> [What you need to do]
Keep the pictures out and restate every record exactly.

[Data entries]
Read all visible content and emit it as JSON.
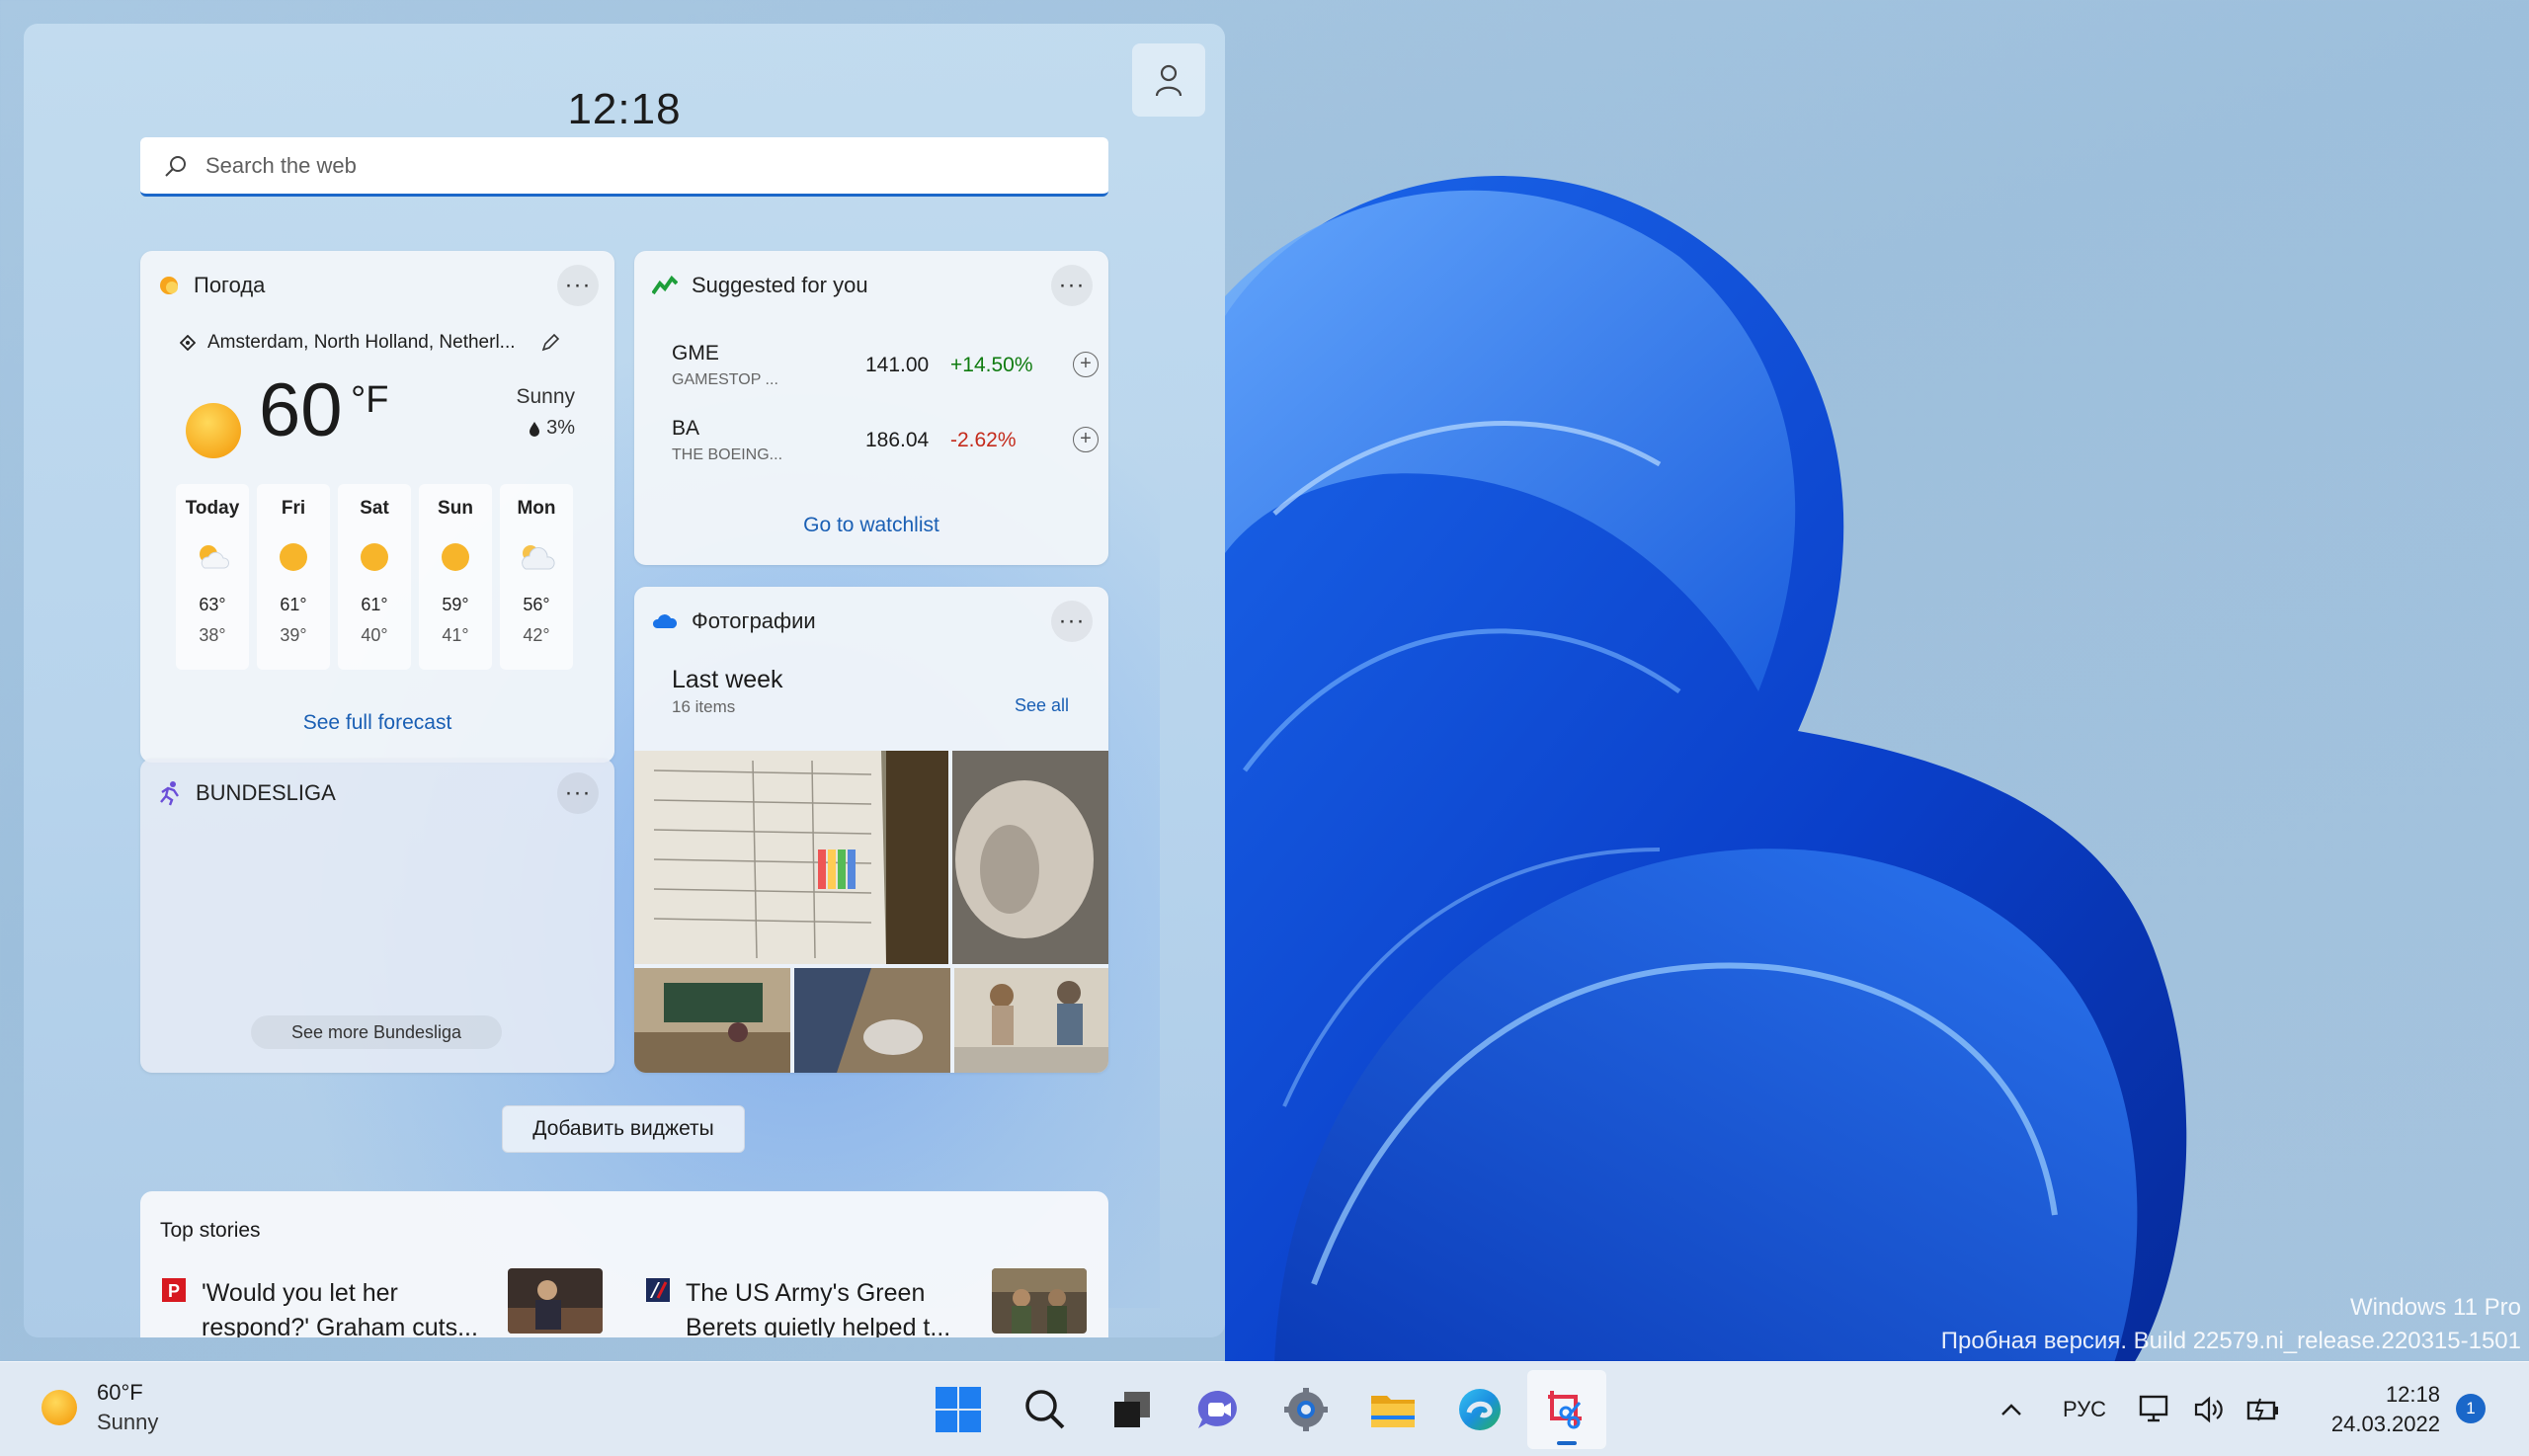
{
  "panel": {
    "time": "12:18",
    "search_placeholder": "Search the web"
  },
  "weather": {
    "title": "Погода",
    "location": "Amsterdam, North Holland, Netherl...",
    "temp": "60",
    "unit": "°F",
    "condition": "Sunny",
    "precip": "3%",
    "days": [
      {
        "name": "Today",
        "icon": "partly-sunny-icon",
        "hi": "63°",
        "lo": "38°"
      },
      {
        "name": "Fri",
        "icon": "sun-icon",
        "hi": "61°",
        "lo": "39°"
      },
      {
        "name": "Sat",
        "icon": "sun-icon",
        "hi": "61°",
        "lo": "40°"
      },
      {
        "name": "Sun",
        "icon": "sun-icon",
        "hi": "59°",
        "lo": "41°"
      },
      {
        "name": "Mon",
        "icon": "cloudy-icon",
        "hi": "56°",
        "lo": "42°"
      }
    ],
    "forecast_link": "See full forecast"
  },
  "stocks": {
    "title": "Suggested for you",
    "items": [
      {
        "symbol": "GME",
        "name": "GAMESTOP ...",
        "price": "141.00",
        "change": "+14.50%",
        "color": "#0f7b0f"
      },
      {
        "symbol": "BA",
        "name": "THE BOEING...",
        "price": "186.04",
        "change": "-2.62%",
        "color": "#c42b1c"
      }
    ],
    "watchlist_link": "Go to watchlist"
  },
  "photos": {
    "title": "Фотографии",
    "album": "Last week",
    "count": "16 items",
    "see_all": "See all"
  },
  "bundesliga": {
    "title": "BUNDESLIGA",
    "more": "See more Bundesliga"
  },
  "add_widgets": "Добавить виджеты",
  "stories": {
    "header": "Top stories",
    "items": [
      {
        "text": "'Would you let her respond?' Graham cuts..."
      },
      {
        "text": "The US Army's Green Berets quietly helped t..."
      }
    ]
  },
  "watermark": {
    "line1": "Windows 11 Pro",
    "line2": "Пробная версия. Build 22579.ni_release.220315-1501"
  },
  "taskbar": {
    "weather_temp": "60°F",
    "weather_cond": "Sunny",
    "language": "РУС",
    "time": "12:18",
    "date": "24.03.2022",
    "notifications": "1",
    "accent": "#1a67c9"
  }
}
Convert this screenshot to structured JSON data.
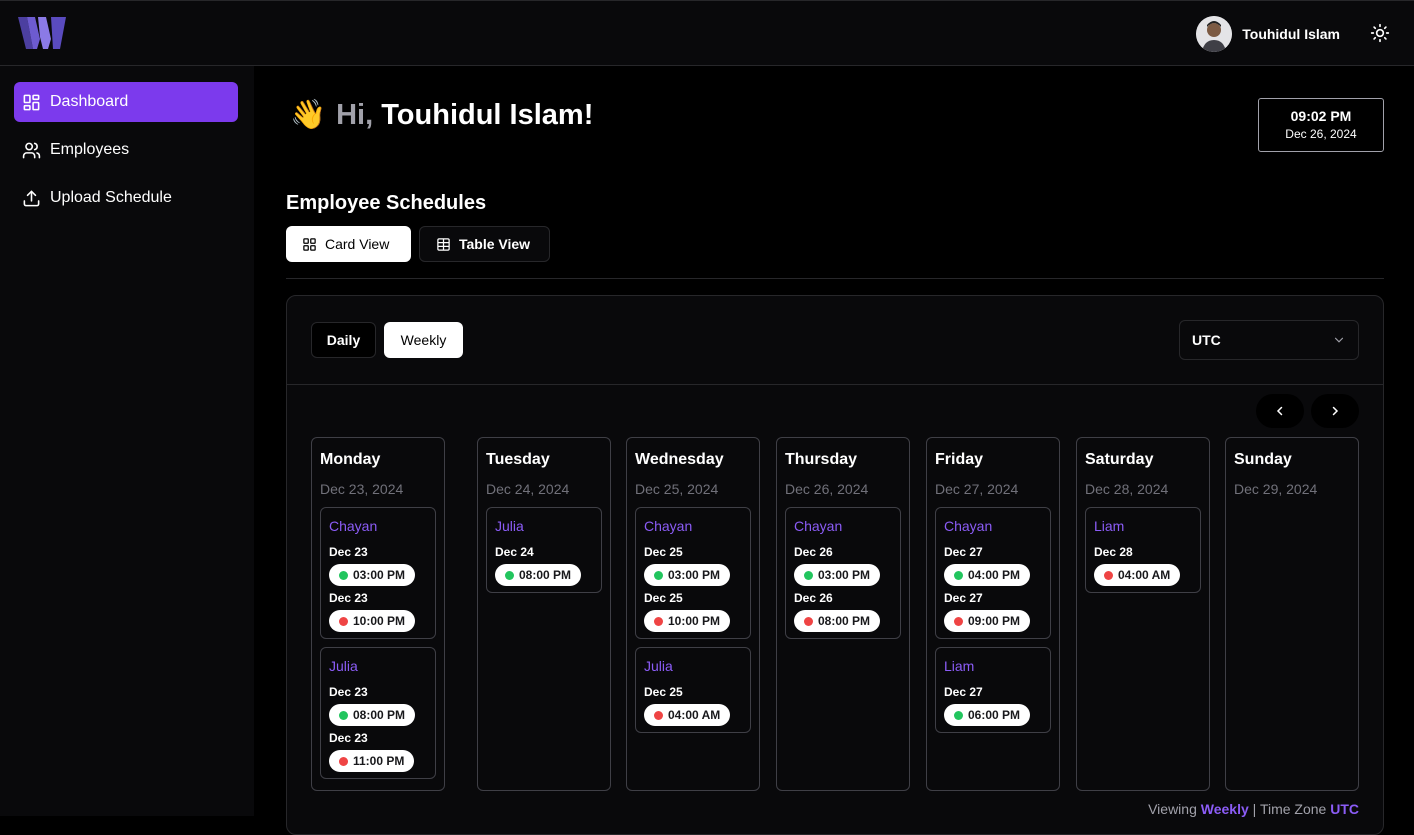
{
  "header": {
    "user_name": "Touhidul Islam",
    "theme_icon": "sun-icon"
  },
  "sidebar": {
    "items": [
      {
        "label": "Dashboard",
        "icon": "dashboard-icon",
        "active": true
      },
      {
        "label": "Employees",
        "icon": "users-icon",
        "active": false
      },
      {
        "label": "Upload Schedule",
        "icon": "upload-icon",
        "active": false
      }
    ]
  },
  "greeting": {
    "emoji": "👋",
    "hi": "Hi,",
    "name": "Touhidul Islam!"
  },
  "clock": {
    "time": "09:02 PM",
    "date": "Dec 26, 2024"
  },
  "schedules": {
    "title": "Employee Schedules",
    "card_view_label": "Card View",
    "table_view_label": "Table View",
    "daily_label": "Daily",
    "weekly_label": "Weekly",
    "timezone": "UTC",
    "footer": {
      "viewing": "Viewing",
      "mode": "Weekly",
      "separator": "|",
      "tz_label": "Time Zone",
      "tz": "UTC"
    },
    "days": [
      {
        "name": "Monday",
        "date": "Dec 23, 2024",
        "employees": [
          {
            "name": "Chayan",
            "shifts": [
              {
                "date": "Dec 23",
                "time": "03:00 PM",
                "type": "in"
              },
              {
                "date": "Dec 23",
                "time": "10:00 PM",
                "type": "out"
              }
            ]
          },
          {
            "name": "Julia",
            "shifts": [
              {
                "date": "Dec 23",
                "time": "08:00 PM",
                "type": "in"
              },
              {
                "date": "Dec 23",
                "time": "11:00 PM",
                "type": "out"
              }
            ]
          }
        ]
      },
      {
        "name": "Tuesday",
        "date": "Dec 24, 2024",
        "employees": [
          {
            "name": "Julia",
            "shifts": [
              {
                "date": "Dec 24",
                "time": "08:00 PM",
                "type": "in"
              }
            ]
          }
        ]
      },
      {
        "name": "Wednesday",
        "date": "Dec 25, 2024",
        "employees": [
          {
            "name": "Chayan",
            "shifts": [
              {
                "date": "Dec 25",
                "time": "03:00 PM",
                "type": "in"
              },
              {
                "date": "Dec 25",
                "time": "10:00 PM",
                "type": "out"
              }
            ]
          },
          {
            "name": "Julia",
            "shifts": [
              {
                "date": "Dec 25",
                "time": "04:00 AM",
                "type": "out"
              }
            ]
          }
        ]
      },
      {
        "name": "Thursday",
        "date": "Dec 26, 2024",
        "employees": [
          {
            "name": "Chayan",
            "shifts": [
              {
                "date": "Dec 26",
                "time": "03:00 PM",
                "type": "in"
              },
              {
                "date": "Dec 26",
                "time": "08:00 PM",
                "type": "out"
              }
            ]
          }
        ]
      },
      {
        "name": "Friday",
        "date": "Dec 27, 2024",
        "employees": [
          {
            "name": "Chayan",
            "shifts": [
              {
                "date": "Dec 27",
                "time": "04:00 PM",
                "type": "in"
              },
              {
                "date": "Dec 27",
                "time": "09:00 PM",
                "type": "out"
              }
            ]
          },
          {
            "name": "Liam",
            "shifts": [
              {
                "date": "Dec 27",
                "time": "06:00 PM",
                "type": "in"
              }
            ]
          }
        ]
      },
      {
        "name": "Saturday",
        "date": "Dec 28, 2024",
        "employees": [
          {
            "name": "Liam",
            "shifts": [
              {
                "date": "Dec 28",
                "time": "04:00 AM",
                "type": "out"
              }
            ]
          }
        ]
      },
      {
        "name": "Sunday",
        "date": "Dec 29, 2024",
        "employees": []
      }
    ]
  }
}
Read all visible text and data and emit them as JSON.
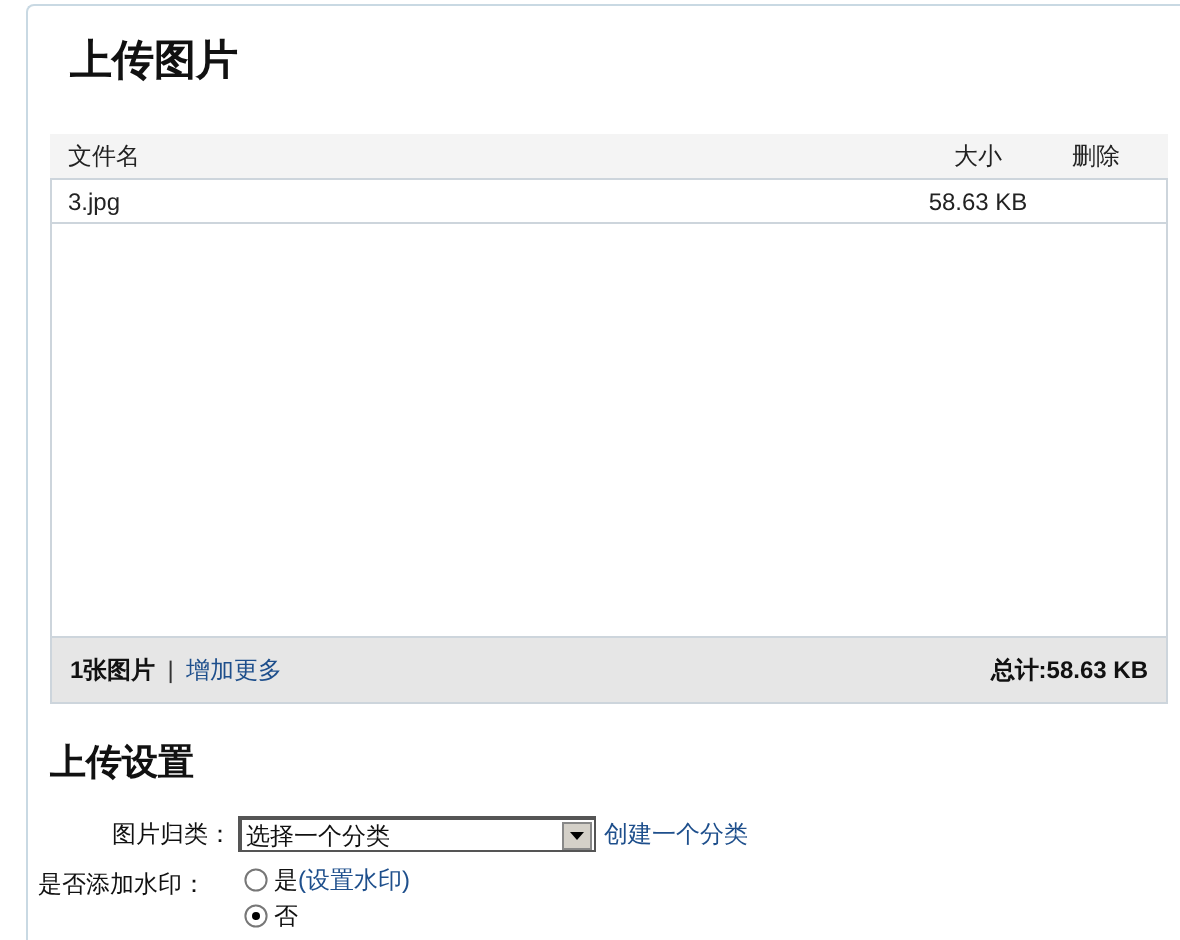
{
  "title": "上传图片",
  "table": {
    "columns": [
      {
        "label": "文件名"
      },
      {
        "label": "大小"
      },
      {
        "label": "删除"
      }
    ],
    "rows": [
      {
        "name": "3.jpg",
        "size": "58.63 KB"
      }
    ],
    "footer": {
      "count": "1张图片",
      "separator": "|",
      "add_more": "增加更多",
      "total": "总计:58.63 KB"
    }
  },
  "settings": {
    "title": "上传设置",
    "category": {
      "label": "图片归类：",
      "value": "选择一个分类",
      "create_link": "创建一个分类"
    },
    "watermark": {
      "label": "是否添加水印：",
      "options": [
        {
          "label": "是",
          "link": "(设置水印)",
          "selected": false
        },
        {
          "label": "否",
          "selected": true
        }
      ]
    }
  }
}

> [Written answer]
Read all visible content and emit it as JSON.
{
  "panel": {
    "time": "12:18",
    "search_placeholder": "Search the web"
  },
  "weather": {
    "title": "Погода",
    "location": "Amsterdam, North Holland, Netherl...",
    "temp": "60",
    "unit": "°F",
    "condition": "Sunny",
    "precip": "3%",
    "days": [
      {
        "name": "Today",
        "icon": "partly-sunny-icon",
        "hi": "63°",
        "lo": "38°"
      },
      {
        "name": "Fri",
        "icon": "sun-icon",
        "hi": "61°",
        "lo": "39°"
      },
      {
        "name": "Sat",
        "icon": "sun-icon",
        "hi": "61°",
        "lo": "40°"
      },
      {
        "name": "Sun",
        "icon": "sun-icon",
        "hi": "59°",
        "lo": "41°"
      },
      {
        "name": "Mon",
        "icon": "cloudy-icon",
        "hi": "56°",
        "lo": "42°"
      }
    ],
    "forecast_link": "See full forecast"
  },
  "stocks": {
    "title": "Suggested for you",
    "items": [
      {
        "symbol": "GME",
        "name": "GAMESTOP ...",
        "price": "141.00",
        "change": "+14.50%",
        "color": "#0f7b0f"
      },
      {
        "symbol": "BA",
        "name": "THE BOEING...",
        "price": "186.04",
        "change": "-2.62%",
        "color": "#c42b1c"
      }
    ],
    "watchlist_link": "Go to watchlist"
  },
  "photos": {
    "title": "Фотографии",
    "album": "Last week",
    "count": "16 items",
    "see_all": "See all"
  },
  "bundesliga": {
    "title": "BUNDESLIGA",
    "more": "See more Bundesliga"
  },
  "add_widgets": "Добавить виджеты",
  "stories": {
    "header": "Top stories",
    "items": [
      {
        "text": "'Would you let her respond?' Graham cuts..."
      },
      {
        "text": "The US Army's Green Berets quietly helped t..."
      }
    ]
  },
  "watermark": {
    "line1": "Windows 11 Pro",
    "line2": "Пробная версия. Build 22579.ni_release.220315-1501"
  },
  "taskbar": {
    "weather_temp": "60°F",
    "weather_cond": "Sunny",
    "language": "РУС",
    "time": "12:18",
    "date": "24.03.2022",
    "notifications": "1",
    "accent": "#1a67c9"
  }
}
Convert this screenshot to structured JSON data.
{
  "header": {
    "user_name": "Touhidul Islam",
    "theme_icon": "sun-icon"
  },
  "sidebar": {
    "items": [
      {
        "label": "Dashboard",
        "icon": "dashboard-icon",
        "active": true
      },
      {
        "label": "Employees",
        "icon": "users-icon",
        "active": false
      },
      {
        "label": "Upload Schedule",
        "icon": "upload-icon",
        "active": false
      }
    ]
  },
  "greeting": {
    "emoji": "👋",
    "hi": "Hi,",
    "name": "Touhidul Islam!"
  },
  "clock": {
    "time": "09:02 PM",
    "date": "Dec 26, 2024"
  },
  "schedules": {
    "title": "Employee Schedules",
    "card_view_label": "Card View",
    "table_view_label": "Table View",
    "daily_label": "Daily",
    "weekly_label": "Weekly",
    "timezone": "UTC",
    "footer": {
      "viewing": "Viewing",
      "mode": "Weekly",
      "separator": "|",
      "tz_label": "Time Zone",
      "tz": "UTC"
    },
    "days": [
      {
        "name": "Monday",
        "date": "Dec 23, 2024",
        "employees": [
          {
            "name": "Chayan",
            "shifts": [
              {
                "date": "Dec 23",
                "time": "03:00 PM",
                "type": "in"
              },
              {
                "date": "Dec 23",
                "time": "10:00 PM",
                "type": "out"
              }
            ]
          },
          {
            "name": "Julia",
            "shifts": [
              {
                "date": "Dec 23",
                "time": "08:00 PM",
                "type": "in"
              },
              {
                "date": "Dec 23",
                "time": "11:00 PM",
                "type": "out"
              }
            ]
          }
        ]
      },
      {
        "name": "Tuesday",
        "date": "Dec 24, 2024",
        "employees": [
          {
            "name": "Julia",
            "shifts": [
              {
                "date": "Dec 24",
                "time": "08:00 PM",
                "type": "in"
              }
            ]
          }
        ]
      },
      {
        "name": "Wednesday",
        "date": "Dec 25, 2024",
        "employees": [
          {
            "name": "Chayan",
            "shifts": [
              {
                "date": "Dec 25",
                "time": "03:00 PM",
                "type": "in"
              },
              {
                "date": "Dec 25",
                "time": "10:00 PM",
                "type": "out"
              }
            ]
          },
          {
            "name": "Julia",
            "shifts": [
              {
                "date": "Dec 25",
                "time": "04:00 AM",
                "type": "out"
              }
            ]
          }
        ]
      },
      {
        "name": "Thursday",
        "date": "Dec 26, 2024",
        "employees": [
          {
            "name": "Chayan",
            "shifts": [
              {
                "date": "Dec 26",
                "time": "03:00 PM",
                "type": "in"
              },
              {
                "date": "Dec 26",
                "time": "08:00 PM",
                "type": "out"
              }
            ]
          }
        ]
      },
      {
        "name": "Friday",
        "date": "Dec 27, 2024",
        "employees": [
          {
            "name": "Chayan",
            "shifts": [
              {
                "date": "Dec 27",
                "time": "04:00 PM",
                "type": "in"
              },
              {
                "date": "Dec 27",
                "time": "09:00 PM",
                "type": "out"
              }
            ]
          },
          {
            "name": "Liam",
            "shifts": [
              {
                "date": "Dec 27",
                "time": "06:00 PM",
                "type": "in"
              }
            ]
          }
        ]
      },
      {
        "name": "Saturday",
        "date": "Dec 28, 2024",
        "employees": [
          {
            "name": "Liam",
            "shifts": [
              {
                "date": "Dec 28",
                "time": "04:00 AM",
                "type": "out"
              }
            ]
          }
        ]
      },
      {
        "name": "Sunday",
        "date": "Dec 29, 2024",
        "employees": []
      }
    ]
  }
}
Read all visible text and data and emit them as JSON.
{
  "title": "上传图片",
  "table": {
    "columns": [
      {
        "label": "文件名"
      },
      {
        "label": "大小"
      },
      {
        "label": "删除"
      }
    ],
    "rows": [
      {
        "name": "3.jpg",
        "size": "58.63 KB"
      }
    ],
    "footer": {
      "count": "1张图片",
      "separator": "|",
      "add_more": "增加更多",
      "total": "总计:58.63 KB"
    }
  },
  "settings": {
    "title": "上传设置",
    "category": {
      "label": "图片归类：",
      "value": "选择一个分类",
      "create_link": "创建一个分类"
    },
    "watermark": {
      "label": "是否添加水印：",
      "options": [
        {
          "label": "是",
          "link": "(设置水印)",
          "selected": false
        },
        {
          "label": "否",
          "selected": true
        }
      ]
    }
  }
}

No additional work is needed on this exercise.